TASK DIRECTIONS
Without the images, write out all of the following entries exactly.

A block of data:

◆ ◆ ◆ ◆ ◆ ◆ ◆

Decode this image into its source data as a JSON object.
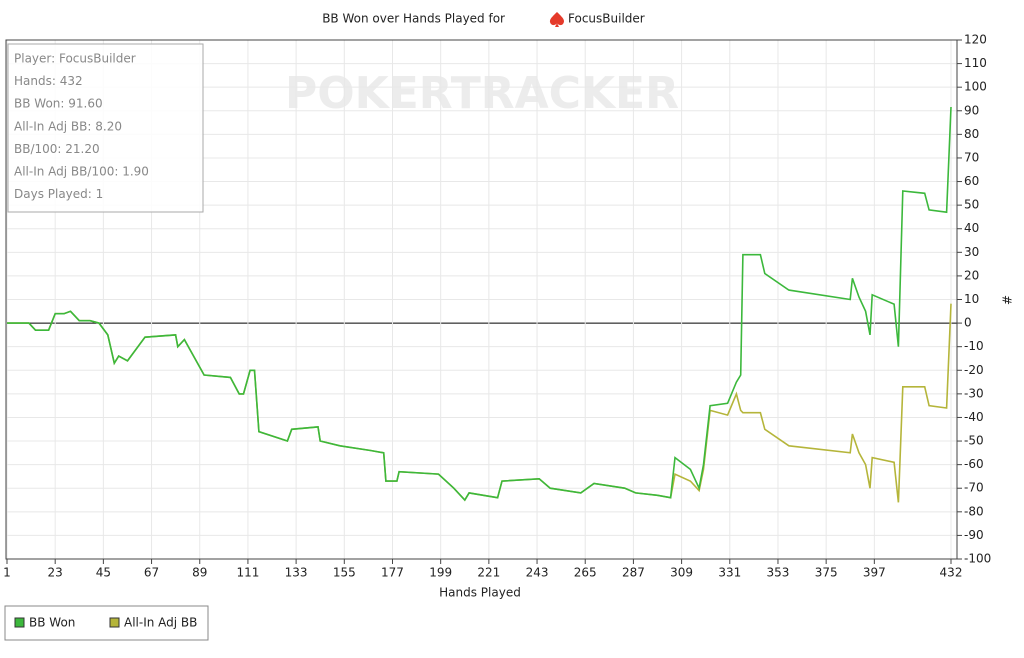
{
  "chart_data": {
    "type": "line",
    "title": "BB Won over Hands Played for",
    "title_player": "FocusBuilder",
    "watermark": "POKERTRACKER",
    "x_label": "Hands Played",
    "y_label": "#",
    "annotations": [
      "Player: FocusBuilder",
      "Hands: 432",
      "BB Won: 91.60",
      "All-In Adj BB: 8.20",
      "BB/100: 21.20",
      "All-In Adj BB/100: 1.90",
      "Days Played: 1"
    ],
    "x": [
      1,
      11,
      14,
      20,
      23,
      27,
      30,
      34,
      39,
      43,
      47,
      50,
      52,
      56,
      64,
      78,
      79,
      82,
      91,
      103,
      107,
      109,
      112,
      114,
      116,
      129,
      131,
      143,
      144,
      153,
      167,
      173,
      174,
      179,
      180,
      198,
      205,
      210,
      212,
      225,
      227,
      244,
      249,
      263,
      269,
      283,
      288,
      298,
      304,
      306,
      313,
      317,
      319,
      322,
      330,
      334,
      336,
      337,
      345,
      347,
      358,
      386,
      387,
      390,
      393,
      395,
      396,
      406,
      408,
      410,
      420,
      422,
      430,
      432
    ],
    "series": [
      {
        "name": "BB Won",
        "color": "#3cb83c",
        "values": [
          0,
          0,
          -3,
          -3,
          4,
          4,
          5,
          1,
          1,
          0,
          -5,
          -17,
          -14,
          -16,
          -6,
          -5,
          -10,
          -7,
          -22,
          -23,
          -30,
          -30,
          -20,
          -20,
          -46,
          -50,
          -45,
          -44,
          -50,
          -52,
          -54,
          -55,
          -67,
          -67,
          -63,
          -64,
          -70,
          -75,
          -72,
          -74,
          -67,
          -66,
          -70,
          -72,
          -68,
          -70,
          -72,
          -73,
          -74,
          -57,
          -62,
          -70,
          -60,
          -35,
          -34,
          -25,
          -22,
          29,
          29,
          21,
          14,
          10,
          19,
          11,
          5,
          -5,
          12,
          8,
          -10,
          56,
          55,
          48,
          47,
          91.6
        ]
      },
      {
        "name": "All-In Adj BB",
        "color": "#b5b53a",
        "values": [
          0,
          0,
          -3,
          -3,
          4,
          4,
          5,
          1,
          1,
          0,
          -5,
          -17,
          -14,
          -16,
          -6,
          -5,
          -10,
          -7,
          -22,
          -23,
          -30,
          -30,
          -20,
          -20,
          -46,
          -50,
          -45,
          -44,
          -50,
          -52,
          -54,
          -55,
          -67,
          -67,
          -63,
          -64,
          -70,
          -75,
          -72,
          -74,
          -67,
          -66,
          -70,
          -72,
          -68,
          -70,
          -72,
          -73,
          -74,
          -64,
          -67,
          -71,
          -62,
          -37,
          -39,
          -30,
          -37,
          -38,
          -38,
          -45,
          -52,
          -55,
          -47,
          -55,
          -60,
          -70,
          -57,
          -59,
          -76,
          -27,
          -27,
          -35,
          -36,
          8.2
        ]
      }
    ],
    "xlim": [
      1,
      432
    ],
    "xticks": [
      1,
      23,
      45,
      67,
      89,
      111,
      133,
      155,
      177,
      199,
      221,
      243,
      265,
      287,
      309,
      331,
      353,
      375,
      397,
      432
    ],
    "ylim": [
      -100,
      120
    ],
    "yticks": [
      -100,
      -90,
      -80,
      -70,
      -60,
      -50,
      -40,
      -30,
      -20,
      -10,
      0,
      10,
      20,
      30,
      40,
      50,
      60,
      70,
      80,
      90,
      100,
      110,
      120
    ],
    "grid": true
  }
}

◆ ◆ ◆ ◆ ◆ ◆ ◆

OUTPUT FOR THIS TASK
Decode this image into its source data as a JSON object.
{
  "chart_data": {
    "type": "line",
    "title": "BB Won over Hands Played for",
    "title_player": "FocusBuilder",
    "watermark": "POKERTRACKER",
    "x_label": "Hands Played",
    "y_label": "#",
    "annotations": [
      "Player: FocusBuilder",
      "Hands: 432",
      "BB Won: 91.60",
      "All-In Adj BB: 8.20",
      "BB/100: 21.20",
      "All-In Adj BB/100: 1.90",
      "Days Played: 1"
    ],
    "x": [
      1,
      11,
      14,
      20,
      23,
      27,
      30,
      34,
      39,
      43,
      47,
      50,
      52,
      56,
      64,
      78,
      79,
      82,
      91,
      103,
      107,
      109,
      112,
      114,
      116,
      129,
      131,
      143,
      144,
      153,
      167,
      173,
      174,
      179,
      180,
      198,
      205,
      210,
      212,
      225,
      227,
      244,
      249,
      263,
      269,
      283,
      288,
      298,
      304,
      306,
      313,
      317,
      319,
      322,
      330,
      334,
      336,
      337,
      345,
      347,
      358,
      386,
      387,
      390,
      393,
      395,
      396,
      406,
      408,
      410,
      420,
      422,
      430,
      432
    ],
    "series": [
      {
        "name": "BB Won",
        "color": "#3cb83c",
        "values": [
          0,
          0,
          -3,
          -3,
          4,
          4,
          5,
          1,
          1,
          0,
          -5,
          -17,
          -14,
          -16,
          -6,
          -5,
          -10,
          -7,
          -22,
          -23,
          -30,
          -30,
          -20,
          -20,
          -46,
          -50,
          -45,
          -44,
          -50,
          -52,
          -54,
          -55,
          -67,
          -67,
          -63,
          -64,
          -70,
          -75,
          -72,
          -74,
          -67,
          -66,
          -70,
          -72,
          -68,
          -70,
          -72,
          -73,
          -74,
          -57,
          -62,
          -70,
          -60,
          -35,
          -34,
          -25,
          -22,
          29,
          29,
          21,
          14,
          10,
          19,
          11,
          5,
          -5,
          12,
          8,
          -10,
          56,
          55,
          48,
          47,
          91.6
        ]
      },
      {
        "name": "All-In Adj BB",
        "color": "#b5b53a",
        "values": [
          0,
          0,
          -3,
          -3,
          4,
          4,
          5,
          1,
          1,
          0,
          -5,
          -17,
          -14,
          -16,
          -6,
          -5,
          -10,
          -7,
          -22,
          -23,
          -30,
          -30,
          -20,
          -20,
          -46,
          -50,
          -45,
          -44,
          -50,
          -52,
          -54,
          -55,
          -67,
          -67,
          -63,
          -64,
          -70,
          -75,
          -72,
          -74,
          -67,
          -66,
          -70,
          -72,
          -68,
          -70,
          -72,
          -73,
          -74,
          -64,
          -67,
          -71,
          -62,
          -37,
          -39,
          -30,
          -37,
          -38,
          -38,
          -45,
          -52,
          -55,
          -47,
          -55,
          -60,
          -70,
          -57,
          -59,
          -76,
          -27,
          -27,
          -35,
          -36,
          8.2
        ]
      }
    ],
    "xlim": [
      1,
      432
    ],
    "xticks": [
      1,
      23,
      45,
      67,
      89,
      111,
      133,
      155,
      177,
      199,
      221,
      243,
      265,
      287,
      309,
      331,
      353,
      375,
      397,
      432
    ],
    "ylim": [
      -100,
      120
    ],
    "yticks": [
      -100,
      -90,
      -80,
      -70,
      -60,
      -50,
      -40,
      -30,
      -20,
      -10,
      0,
      10,
      20,
      30,
      40,
      50,
      60,
      70,
      80,
      90,
      100,
      110,
      120
    ],
    "grid": true
  }
}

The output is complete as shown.